____ Source text
Probation ends when the term expires. Example: a person is sentenced to 36 months (three years) probation on a DUI on June 6, 2007. On June 6, 2010, probation ends automatically if the person never violated probation. There is nothing the court sends to the person that alerts the person that probation is over.

If you were not completely successful while on probation, your probation was probably “violated,” meaning that you had to return to court in front of the judge to be accused of failing to obey the terms and conditions of probation.

If you are uncertain about whether or not you violated your probation, you may contact the clerk of court (criminal division) and inquire.

California Law

1203.4 (California Penal Code) (Emphasis added to certain areas).

(a) In any case in which a defendant has fulfilled the conditions of probation for the entire period of probation, or has been discharged prior to the termination of the period of probation, or in any other case in which a court, in its discretion and the interests of justice, determines that a defendant should be granted the relief available under this section, the defendant shall, at any time after the termination of the period of probation, if he or she is not then serving a sentence for any offense, on probation for any offense, or charged with the commission of any offense, be permitted by the court to withdraw his or her plea of guilty or plea of nolo contendere and enter a plea of not guilty; or, if he or she has been convicted after a plea of not guilty, the court shall set aside the verdict of guilty; and, in either case, the court shall thereupon dismiss the accusations or information against the defendant and except as noted below, he or she shall thereafter be released from all penalties and disabilities resulting from the offense of which he or she has been convicted, except as provided in Section 13555 of the Vehicle Code. The probationer shall be informed, in his or her probation papers, of this right and privilege and his or her right, if any, to petition for a certificate of rehabilitation and pardon. The probationer may make the application and change of plea in person or by attorney, or by the probation officer authorized in writing. However, in any subsequent prosecution of the defendant for any other offense, the prior conviction may be pleaded and proved and shall have the same effect as if probation had not been granted or the accusation or information dismissed. The order shall state, and the probationer shall be informed, that the order does not relieve him or her of the obligation to disclose the conviction in response to any direct question contained in any questionnaire or application for public office, for licensure by any state or local agency, or for contracting with the California State Lottery.
________
____ Dataset content
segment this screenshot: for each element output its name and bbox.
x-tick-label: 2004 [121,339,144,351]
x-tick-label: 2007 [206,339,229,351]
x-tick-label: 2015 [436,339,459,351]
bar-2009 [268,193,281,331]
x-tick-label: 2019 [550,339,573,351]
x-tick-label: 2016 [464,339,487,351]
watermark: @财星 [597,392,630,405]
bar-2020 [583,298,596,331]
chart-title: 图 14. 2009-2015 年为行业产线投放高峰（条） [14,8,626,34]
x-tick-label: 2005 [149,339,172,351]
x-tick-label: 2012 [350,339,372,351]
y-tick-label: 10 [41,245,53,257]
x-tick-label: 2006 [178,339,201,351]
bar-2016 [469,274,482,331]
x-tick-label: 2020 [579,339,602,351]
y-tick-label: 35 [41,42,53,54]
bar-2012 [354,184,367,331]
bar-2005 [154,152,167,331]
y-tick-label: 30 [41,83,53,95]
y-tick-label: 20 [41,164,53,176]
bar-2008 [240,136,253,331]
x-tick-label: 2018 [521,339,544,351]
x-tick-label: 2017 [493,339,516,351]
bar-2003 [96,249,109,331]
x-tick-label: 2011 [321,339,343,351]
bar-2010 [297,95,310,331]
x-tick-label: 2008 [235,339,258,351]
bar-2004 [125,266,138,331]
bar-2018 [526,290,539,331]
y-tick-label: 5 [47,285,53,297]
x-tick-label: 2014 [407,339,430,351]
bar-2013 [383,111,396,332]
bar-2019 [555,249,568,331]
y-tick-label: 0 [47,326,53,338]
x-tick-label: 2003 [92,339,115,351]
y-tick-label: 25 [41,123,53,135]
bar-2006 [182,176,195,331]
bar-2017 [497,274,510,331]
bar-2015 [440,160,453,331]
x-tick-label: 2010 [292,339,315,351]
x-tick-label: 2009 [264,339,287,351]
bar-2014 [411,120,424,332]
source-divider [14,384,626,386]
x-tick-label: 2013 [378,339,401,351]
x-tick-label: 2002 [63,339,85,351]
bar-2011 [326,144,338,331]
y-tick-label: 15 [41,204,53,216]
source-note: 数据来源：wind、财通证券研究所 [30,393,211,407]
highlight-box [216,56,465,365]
________
____ Dataset content
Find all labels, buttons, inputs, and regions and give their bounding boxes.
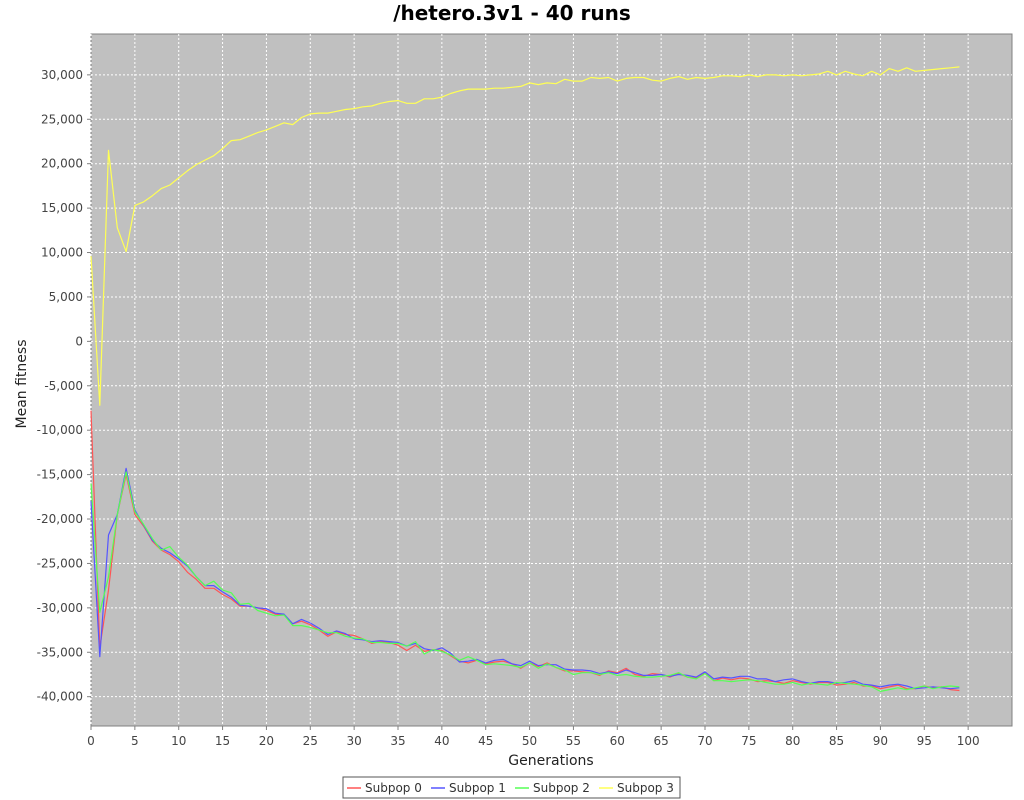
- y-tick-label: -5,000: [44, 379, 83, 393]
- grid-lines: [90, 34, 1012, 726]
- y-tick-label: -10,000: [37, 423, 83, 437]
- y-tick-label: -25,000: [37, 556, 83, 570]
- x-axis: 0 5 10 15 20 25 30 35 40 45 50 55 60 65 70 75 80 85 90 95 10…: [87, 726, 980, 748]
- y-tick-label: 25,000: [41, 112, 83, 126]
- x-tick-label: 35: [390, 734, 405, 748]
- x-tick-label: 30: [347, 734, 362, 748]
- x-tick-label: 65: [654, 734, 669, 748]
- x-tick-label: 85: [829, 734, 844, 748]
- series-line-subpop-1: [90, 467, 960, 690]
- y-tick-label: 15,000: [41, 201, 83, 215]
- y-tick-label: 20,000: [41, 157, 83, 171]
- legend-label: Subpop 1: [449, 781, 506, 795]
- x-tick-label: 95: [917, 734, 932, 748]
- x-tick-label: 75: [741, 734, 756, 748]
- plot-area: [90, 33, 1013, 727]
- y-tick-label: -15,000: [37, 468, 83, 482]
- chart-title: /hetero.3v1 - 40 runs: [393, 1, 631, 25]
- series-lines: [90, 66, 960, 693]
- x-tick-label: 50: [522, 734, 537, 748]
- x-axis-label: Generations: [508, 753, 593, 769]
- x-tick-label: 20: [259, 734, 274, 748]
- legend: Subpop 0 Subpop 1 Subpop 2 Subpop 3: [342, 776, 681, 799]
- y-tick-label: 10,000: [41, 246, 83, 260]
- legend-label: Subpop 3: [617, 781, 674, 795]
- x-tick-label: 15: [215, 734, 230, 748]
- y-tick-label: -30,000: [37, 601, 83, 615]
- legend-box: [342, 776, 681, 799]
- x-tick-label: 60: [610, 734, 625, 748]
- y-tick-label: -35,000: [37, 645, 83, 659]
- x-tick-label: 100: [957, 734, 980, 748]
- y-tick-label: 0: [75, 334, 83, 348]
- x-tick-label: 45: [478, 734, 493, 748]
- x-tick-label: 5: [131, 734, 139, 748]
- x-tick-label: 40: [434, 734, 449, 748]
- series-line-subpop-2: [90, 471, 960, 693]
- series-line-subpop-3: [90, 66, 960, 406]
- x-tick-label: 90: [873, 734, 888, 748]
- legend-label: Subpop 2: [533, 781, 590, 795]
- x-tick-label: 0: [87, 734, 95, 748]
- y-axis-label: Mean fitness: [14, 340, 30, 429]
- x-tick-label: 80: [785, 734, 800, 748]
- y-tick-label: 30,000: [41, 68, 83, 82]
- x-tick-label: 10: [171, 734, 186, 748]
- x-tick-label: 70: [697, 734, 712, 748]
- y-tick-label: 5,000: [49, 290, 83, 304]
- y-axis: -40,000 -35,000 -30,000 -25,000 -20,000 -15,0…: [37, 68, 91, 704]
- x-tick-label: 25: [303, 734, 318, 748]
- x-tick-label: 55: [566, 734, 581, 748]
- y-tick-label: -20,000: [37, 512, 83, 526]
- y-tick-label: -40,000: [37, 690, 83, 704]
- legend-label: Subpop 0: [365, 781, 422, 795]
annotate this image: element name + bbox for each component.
________
◆ Exercise task 1 ◆
Translate this sentence from the probation text into Spanish: "If you are uncertain about whether or not you violated your probation, you may contact the clerk of court (criminal division) and inquire."
◆ Exercise task 2 ◆
According to the probation text, for which kinds of questionnaires or applications does the order still leave the obligation to disclose the conviction? List them all.
◆ Exercise task 3 ◆
Resume the probation text, continuing on from its final sentence.

◆ Exercise output 1 ◆
Si no está seguro de si violó o no su libertad condicional, puede comunicarse con el secretario del tribunal (división penal) y preguntar.

◆ Exercise output 2 ◆
- Public office
- Licensure by any state or local agency
- Contracting with the California State Lottery

◆ Exercise output 3 ◆
Dismissal of an accusation or information pursuant to this section does not permit a person to own, possess, or have in his or her custody or control any firearm or prevent his or her conviction under Section 12021.

Dismissal of an accusation or information underlying a conviction pursuant to this section does not permit a person prohibited from holding public office as a result of that conviction to hold public office.

This subdivision shall apply to all applications for relief under this section which are filed on or after November 23, 1970.

(b) Subdivision (a) of this section does not apply to any misdemeanor that is within the provisions of subdivision (b) of Section 42001 of the Vehicle Code, to any violation of subdivision (c) of Section 286, Section 288, subdivision (c) of Section 288a, Section 288.5, or subdivision (j) of Section 289, any felony conviction pursuant to subdivision (d) of Section 261.5, or to any infraction.

(c) (1) Except as provided in paragraph (2), subdivision (a) does not apply to a person who receives a notice to appear or is otherwise charged with a violation of an offense described in subdivisions (a) to (e) inclusive, of Section 12810 of the Vehicle Code.

(2) If a defendant who was convicted of a violation listed in paragraph (1) petitions the court, the court in its discretion and in the interests of justice, may order the relief provided pursuant to subdivision (a) to that defendant.

(d) A person who petitions for a change of plea or setting aside of a verdict under this section may be required to reimburse the court for the actual cost of services rendered, whether or not the petition is granted and the records are sealed or expunged, at a rate to be determined by the court not to exceed one hundred twenty dollars ($120), and to reimburse the county for the actual cost of services rendered, whether or not the petition is granted and the records are sealed or expunged, at a rate to be determined by the county board of supervisors not to exceed one hundred twenty dollars ($120), and to reimburse any city for the actual cost of services rendered, whether or not the petition is granted and the records are sealed or expunged, at a rate to be determined by the city council not to exceed one hundred twenty dollars ($120). Ability to make this reimbursement shall be determined by the court using the standards set forth in paragraph (2) of subdivision (g) of Section 987.8 and shall not be a prerequisite to a person’s eligibility under this section. The court may order reimbursement in any case in which the petitioner appears to have the ability to pay, without undue hardship, all or any portion of the cost for services established pursuant to this subdivision.

(e) Relief shall not be granted under this section unless the prosecuting attorney has been given 15 days’ notice of the petition for relief. The probation officer shall notify the prosecuting attorney when a petition is filed, pursuant to this section.

It shall be presumed that the prosecuting attorney has received notice if proof of service is filed with the court.

(f) If, after receiving notice pursuant to subdivision (e), the prosecuting attorney fails to appear and object to a petition for dismissal, the prosecuting attorney may not move to set aside or otherwise appeal the grant of that petition.

(g) Notwithstanding the above provisions or any other provision of law, the Governor shall have the right to pardon a person convicted of a violation of subdivision (c) of Section 286, Section 288, subdivision (c) of Section 288a, Section 288.5, or subdivision (j) of Section 289, if there are extraordinary circumstances.

California Code of Regulations 7287.4(d)(1)(B)

(emphasis added to certain areas).

(d) Specific Practices.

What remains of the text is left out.